§ TASK TO COMPLETE:
Reproduce, without any change, the part of the material that opens with the line containing "x-tick-label: 4 xyxy=(514,461,523,477)" and closes with the line containing "List all visible", including both of those lines and nothing else.

··········

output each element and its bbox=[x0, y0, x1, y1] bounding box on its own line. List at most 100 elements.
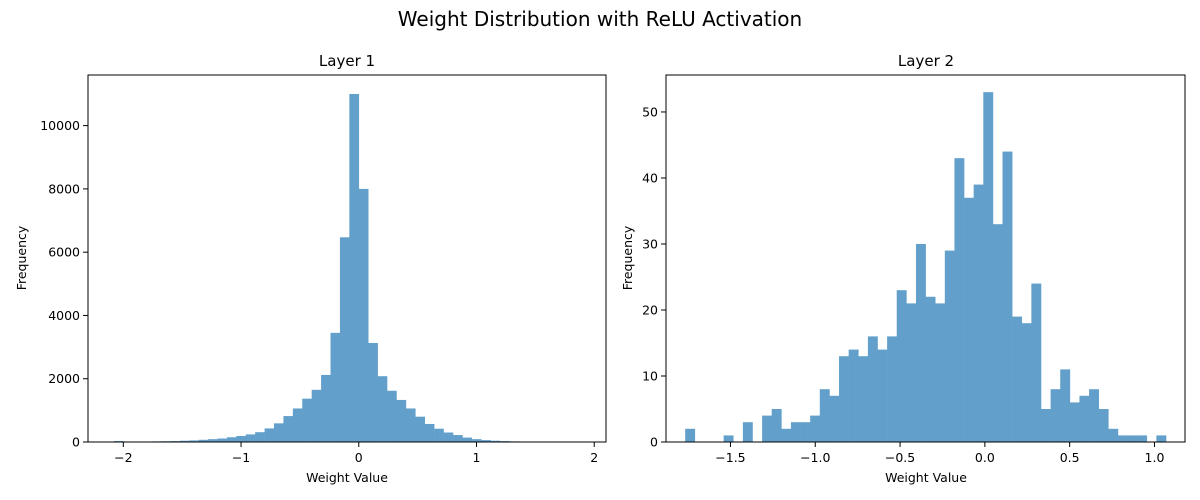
layer1-chart: Layer 1 −2 −1 0 1 2 0 2000 4000 6000 8000 10000 W… bbox=[14, 52, 607, 485]
layer1-axes-frame bbox=[87, 74, 607, 443]
layer1-bar bbox=[236, 435, 247, 442]
layer1-y-tick-label: 6000 bbox=[48, 245, 80, 260]
layer1-bar bbox=[255, 432, 265, 442]
layer2-bar bbox=[1079, 395, 1090, 442]
layer1-x-tick-label: −2 bbox=[114, 450, 132, 465]
layer1-bar bbox=[217, 438, 228, 442]
layer2-title: Layer 2 bbox=[898, 52, 954, 70]
layer1-bar bbox=[198, 439, 209, 442]
layer1-bar bbox=[424, 423, 435, 442]
layer1-x-tick-label: 1 bbox=[473, 450, 481, 465]
layer1-bar bbox=[368, 342, 378, 442]
layer2-bar bbox=[887, 336, 898, 442]
layer1-y-label: Frequency bbox=[14, 225, 29, 290]
layer1-bar bbox=[302, 398, 312, 442]
layer2-bar bbox=[1050, 389, 1061, 442]
layer1-bar bbox=[377, 376, 388, 442]
layer1-bar bbox=[452, 435, 463, 442]
layer2-bar bbox=[742, 422, 753, 442]
layer1-bar bbox=[208, 439, 218, 442]
layer1-bar bbox=[358, 188, 369, 442]
layer1-bar bbox=[311, 389, 322, 442]
layer2-y-tick-label: 50 bbox=[642, 104, 658, 119]
layer1-bar bbox=[245, 434, 256, 442]
layer1-bar bbox=[481, 440, 491, 442]
layer2-bar bbox=[858, 356, 869, 442]
layer2-bar bbox=[1089, 389, 1099, 442]
layer1-y-tick-label: 2000 bbox=[48, 371, 80, 386]
layer1-y-tick-label: 10000 bbox=[40, 118, 80, 133]
layer2-bar bbox=[1098, 409, 1109, 442]
layer1-bar bbox=[274, 423, 284, 442]
layer2-bar bbox=[810, 415, 821, 442]
layer2-bar bbox=[867, 336, 878, 442]
layer2-bars bbox=[685, 92, 1167, 443]
layer2-y-tick-label: 40 bbox=[642, 170, 658, 185]
layer1-bar bbox=[189, 440, 199, 442]
layer1-bar bbox=[434, 428, 444, 442]
layer1-bar bbox=[387, 390, 397, 442]
layer2-bar bbox=[723, 435, 734, 442]
layer2-bar bbox=[1021, 323, 1032, 442]
layer2-x-label: Weight Value bbox=[885, 470, 967, 485]
layer2-x-tick-label: −1.5 bbox=[715, 450, 745, 465]
layer2-bar bbox=[915, 243, 926, 442]
layer2-chart: Layer 2 −1.5 −1.0 −0.5 0.0 0.5 1.0 0 10 20 30 40 5… bbox=[620, 52, 1186, 485]
layer1-bar bbox=[321, 374, 331, 442]
layer2-bar bbox=[839, 356, 849, 442]
layer1-bar bbox=[443, 432, 454, 442]
figure-title: Weight Distribution with ReLU Activation bbox=[398, 7, 802, 31]
layer2-bar bbox=[790, 422, 801, 442]
layer1-bar bbox=[462, 437, 473, 442]
layer2-bar bbox=[1069, 402, 1080, 442]
layer1-bar bbox=[264, 428, 275, 442]
layer2-x-tick-label: 0.5 bbox=[1060, 450, 1080, 465]
layer1-y-tick-label: 4000 bbox=[48, 308, 80, 323]
layer2-x-tick-label: −0.5 bbox=[885, 450, 915, 465]
layer1-bar bbox=[405, 408, 416, 442]
layer2-bar bbox=[771, 409, 782, 442]
layer2-y-tick-label: 10 bbox=[642, 368, 658, 383]
layer2-bar bbox=[781, 428, 792, 442]
layer2-bar bbox=[973, 184, 984, 442]
layer1-x-ticks: −2 −1 0 1 2 bbox=[114, 442, 598, 465]
layer1-bar bbox=[490, 440, 501, 442]
layer1-bar bbox=[339, 237, 350, 442]
layer1-bar bbox=[283, 416, 294, 442]
layer2-y-label: Frequency bbox=[620, 225, 635, 290]
layer1-bars bbox=[113, 93, 586, 442]
layer2-x-tick-label: −1.0 bbox=[800, 450, 830, 465]
layer2-bar bbox=[685, 428, 696, 442]
layer2-bar bbox=[896, 290, 907, 442]
layer2-bar bbox=[1040, 409, 1051, 442]
layer2-x-tick-label: 1.0 bbox=[1145, 450, 1165, 465]
layer2-bar bbox=[1117, 435, 1128, 442]
layer2-bar bbox=[944, 250, 955, 442]
layer1-y-tick-label: 8000 bbox=[48, 181, 80, 196]
layer1-x-tick-label: −1 bbox=[232, 450, 250, 465]
layer1-bar bbox=[396, 399, 407, 442]
layer2-bar bbox=[829, 395, 840, 442]
layer2-bar bbox=[935, 303, 946, 442]
layer1-x-tick-label: 2 bbox=[590, 450, 598, 465]
layer2-y-tick-label: 30 bbox=[642, 236, 658, 251]
layer1-title: Layer 1 bbox=[319, 52, 375, 70]
layer2-bar bbox=[1108, 428, 1119, 442]
layer1-bar bbox=[415, 416, 425, 442]
layer2-bar bbox=[906, 303, 917, 442]
layer2-bar bbox=[1002, 151, 1013, 442]
layer2-bar bbox=[964, 197, 974, 442]
layer2-bar bbox=[954, 158, 965, 443]
layer2-bar bbox=[819, 389, 830, 442]
layer1-x-tick-label: 0 bbox=[355, 450, 363, 465]
layer2-x-ticks: −1.5 −1.0 −0.5 0.0 0.5 1.0 bbox=[715, 442, 1164, 465]
layer1-x-label: Weight Value bbox=[306, 470, 388, 485]
layer2-bar bbox=[983, 92, 994, 442]
layer2-bar bbox=[992, 224, 1003, 442]
layer2-axes-frame bbox=[665, 74, 1186, 443]
layer1-y-tick-label: 0 bbox=[72, 435, 80, 450]
layer2-bar bbox=[1156, 435, 1167, 442]
layer2-y-tick-label: 20 bbox=[642, 302, 658, 317]
layer2-bar bbox=[1060, 369, 1071, 442]
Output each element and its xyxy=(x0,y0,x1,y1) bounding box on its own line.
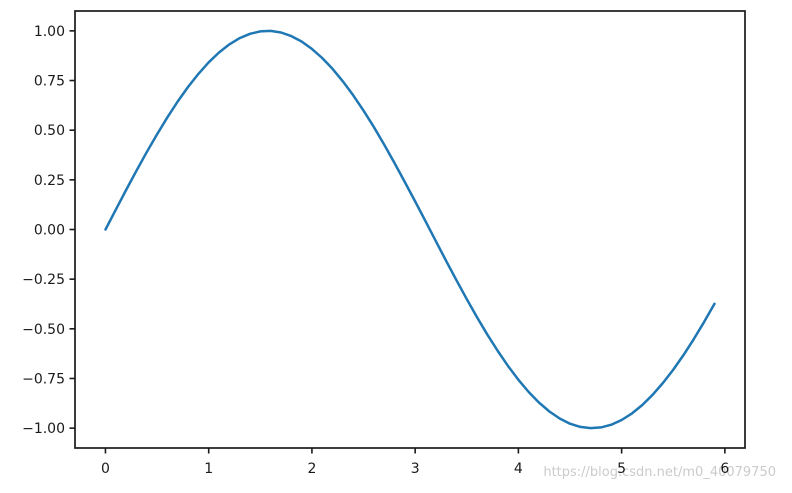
x-tick-label: 4 xyxy=(514,461,523,477)
x-tick-label: 5 xyxy=(617,461,626,477)
y-tick-label: 1.00 xyxy=(34,24,65,40)
x-tick-label: 3 xyxy=(411,461,420,477)
sine-curve xyxy=(104,29,716,430)
plot-border xyxy=(74,10,746,449)
y-tick-label: 0.50 xyxy=(34,123,65,139)
y-tick-label: −0.75 xyxy=(22,371,65,387)
watermark-text: https://blog.csdn.net/m0_40079750 xyxy=(543,465,776,480)
x-tick-label: 1 xyxy=(204,461,213,477)
x-tick-label: 6 xyxy=(720,461,729,477)
y-tick-label: −0.25 xyxy=(22,272,65,288)
y-tick-label: −0.50 xyxy=(22,322,65,338)
y-tick-label: 0.25 xyxy=(34,173,65,189)
y-tick-label: 0.00 xyxy=(34,223,65,239)
x-tick-label: 0 xyxy=(101,461,110,477)
y-tick-label: −1.00 xyxy=(22,421,65,437)
y-tick-label: 0.75 xyxy=(34,74,65,90)
x-tick-label: 2 xyxy=(307,461,316,477)
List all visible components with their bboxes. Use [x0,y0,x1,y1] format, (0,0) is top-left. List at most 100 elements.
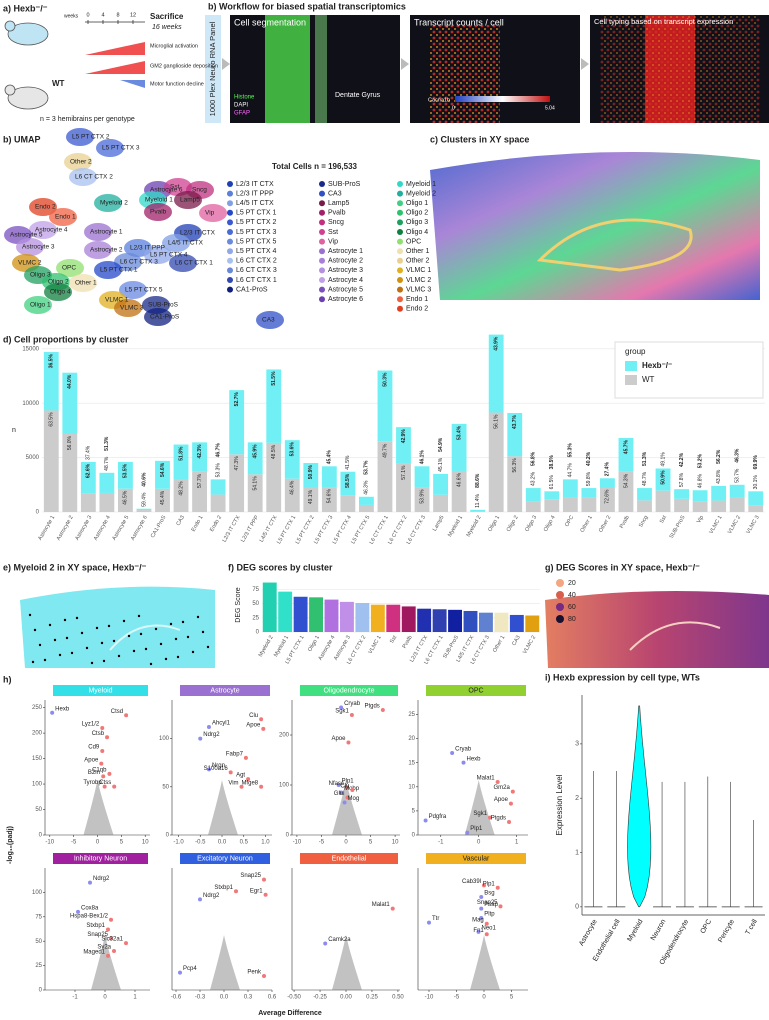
bar-segment [210,479,226,495]
x-tick-label: -10 [293,840,302,846]
x-tick-label: 0.3 [244,995,253,1001]
legend-label: L6 CT CTX 1 [236,277,277,284]
umap-label: L5 PT CTX 3 [102,145,140,152]
bar-segment [303,487,319,512]
bar-label: 50.3% [382,372,388,387]
bar-segment [192,471,207,512]
bar [417,608,432,632]
bar-segment [118,488,133,512]
bar-label: 53.7% [735,468,741,483]
legend-swatch [397,209,403,216]
bar-segment [711,485,727,501]
y-tick-label: 0 [256,630,260,636]
gene-label: Ctss [99,780,111,786]
gene-point [476,929,481,934]
umap-label: OPC [62,265,76,272]
gene-label: Cox8a [81,905,99,911]
x-tick-label: Astrocyte 5 [111,515,130,542]
bar-label: 57.1% [401,465,407,480]
x-tick-label: CA3 [511,635,522,647]
bar-label: 53.9% [419,489,425,504]
phenotype: GM2 ganglioside deposition [150,63,218,69]
bar-label: 49.7% [382,443,388,458]
bar-label: 27.4% [605,462,611,477]
bar-segment [692,490,708,502]
myeloid-cell [196,615,200,619]
gene-label: Apoe [331,736,346,742]
legend-swatch [319,181,325,187]
gene-label: Mag [472,917,484,923]
gene-label: Pltp [484,912,495,918]
gene-point [76,909,80,914]
legend-label: Astrocyte 3 [328,267,363,274]
gene-point [342,800,347,805]
bar-segment [340,471,356,496]
bar-label: 40.6% [141,472,147,487]
x-tick-label: 0.0 [218,840,227,846]
panel-title: c) Clusters in XY space [430,134,529,144]
bar-segment [525,501,541,512]
gene-point [259,717,264,722]
gene-label: Sgk1 [473,811,487,817]
umap-label: Oligo 2 [48,279,69,286]
timepoint: 12 [130,12,136,18]
umap-cluster [94,194,122,212]
y-axis-label: DEG Score [235,587,242,623]
bar-segment [247,474,263,512]
gene-label: Clu [249,713,258,719]
bar-segment [43,352,59,411]
legend-label: 60 [568,604,576,611]
legend-label: L5 PT CTX 1 [236,210,276,217]
x-tick-label: -1 [438,840,444,846]
legend-swatch [397,267,403,274]
legend-swatch [319,267,325,274]
bar-label: 43.8% [716,469,722,484]
bar-segment [192,442,207,472]
y-tick-label: 25 [408,712,415,718]
umap-cluster [114,299,142,317]
bar-segment [173,444,189,480]
myeloid-cell [80,631,84,635]
panel-title-box [53,685,148,696]
gene-point [345,795,350,800]
bar-label: 56.1% [494,414,500,429]
bar-label: 62.6% [86,463,92,478]
x-tick-label: OPC [699,918,713,935]
mouse-icons [4,20,145,110]
myeloid-cell [33,628,37,632]
gene-point [427,920,431,925]
x-tick-label: -0.5 [195,840,206,846]
legend-label: L2/3 IT CTX [236,181,274,188]
bar-segment [692,501,708,512]
umap-label: Astrocyte 4 [35,227,68,234]
bar [386,604,401,632]
legend-label: Sncg [328,219,344,226]
legend-swatch [319,296,325,303]
gene-point [100,748,105,753]
bar-label: 61.5% [549,475,555,490]
y-tick-label: 10 [408,784,415,790]
x-tick-label: 10 [142,840,149,846]
x-tick-label: 1 [515,840,519,846]
x-tick-label: L5 PT CTX 4 [332,515,353,545]
bar-label: 46.4% [290,480,296,495]
bar [509,614,524,632]
x-tick-label: L5 PT CTX 1 [276,515,297,545]
bar-label: 53.3% [215,463,221,478]
bar-label: 46.5% [123,490,129,505]
gene-point [112,948,116,953]
myeloid-cell [132,649,136,653]
gene-point [323,941,328,946]
x-tick-label: 0.25 [366,995,378,1001]
gene-label: Cryab [344,701,361,707]
gene-point [498,904,503,909]
gene-point [350,788,355,792]
legend-label: Astrocyte 5 [328,286,363,293]
x-tick-label: Pvalb [619,515,631,530]
point-cloud [464,780,495,835]
umap-cluster [96,139,124,157]
gene-label: Camk2a [328,937,351,943]
x-tick-label: -1 [72,995,78,1001]
gene-label: Ctsb [92,731,105,737]
legend-swatch [227,267,233,274]
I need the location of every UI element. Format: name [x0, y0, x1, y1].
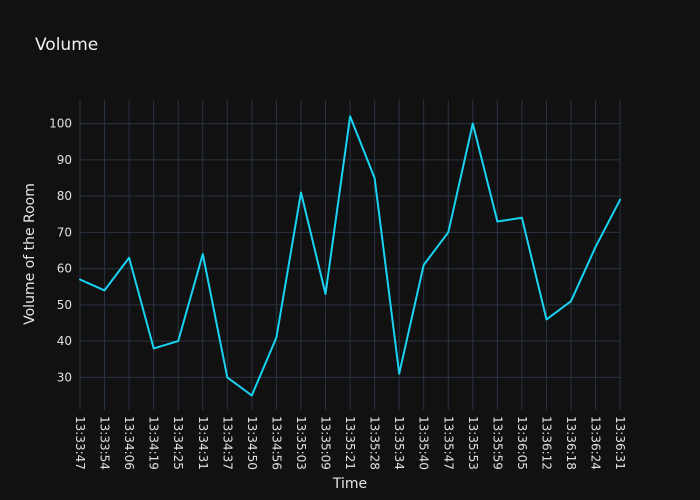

··········

§ RESULT OF THE EXERCISE:
x-tick-label: 4 xyxy=(514,461,523,477)
x-tick-label: 5 xyxy=(617,461,626,477)
y-tick-label: 1.00 xyxy=(34,24,65,40)
x-tick-label: 3 xyxy=(411,461,420,477)
sine-curve xyxy=(104,29,716,430)
plot-border xyxy=(74,10,746,449)
y-tick-label: 0.50 xyxy=(34,123,65,139)
y-tick-label: −0.75 xyxy=(22,371,65,387)
watermark-text: https://blog.csdn.net/m0_40079750 xyxy=(543,465,776,480)
x-tick-label: 1 xyxy=(204,461,213,477)
x-tick-label: 6 xyxy=(720,461,729,477)
y-tick-label: −0.25 xyxy=(22,272,65,288)
y-tick-label: −0.50 xyxy=(22,322,65,338)
y-tick-label: 0.25 xyxy=(34,173,65,189)
y-tick-label: 0.00 xyxy=(34,223,65,239)
x-tick-label: 0 xyxy=(101,461,110,477)
y-tick-label: −1.00 xyxy=(22,421,65,437)
y-tick-label: 0.75 xyxy=(34,74,65,90)
x-tick-label: 2 xyxy=(307,461,316,477)
List all visible components with their bboxes. Use [x0,y0,x1,y1] format, (0,0) is top-left. List at most 100 elements.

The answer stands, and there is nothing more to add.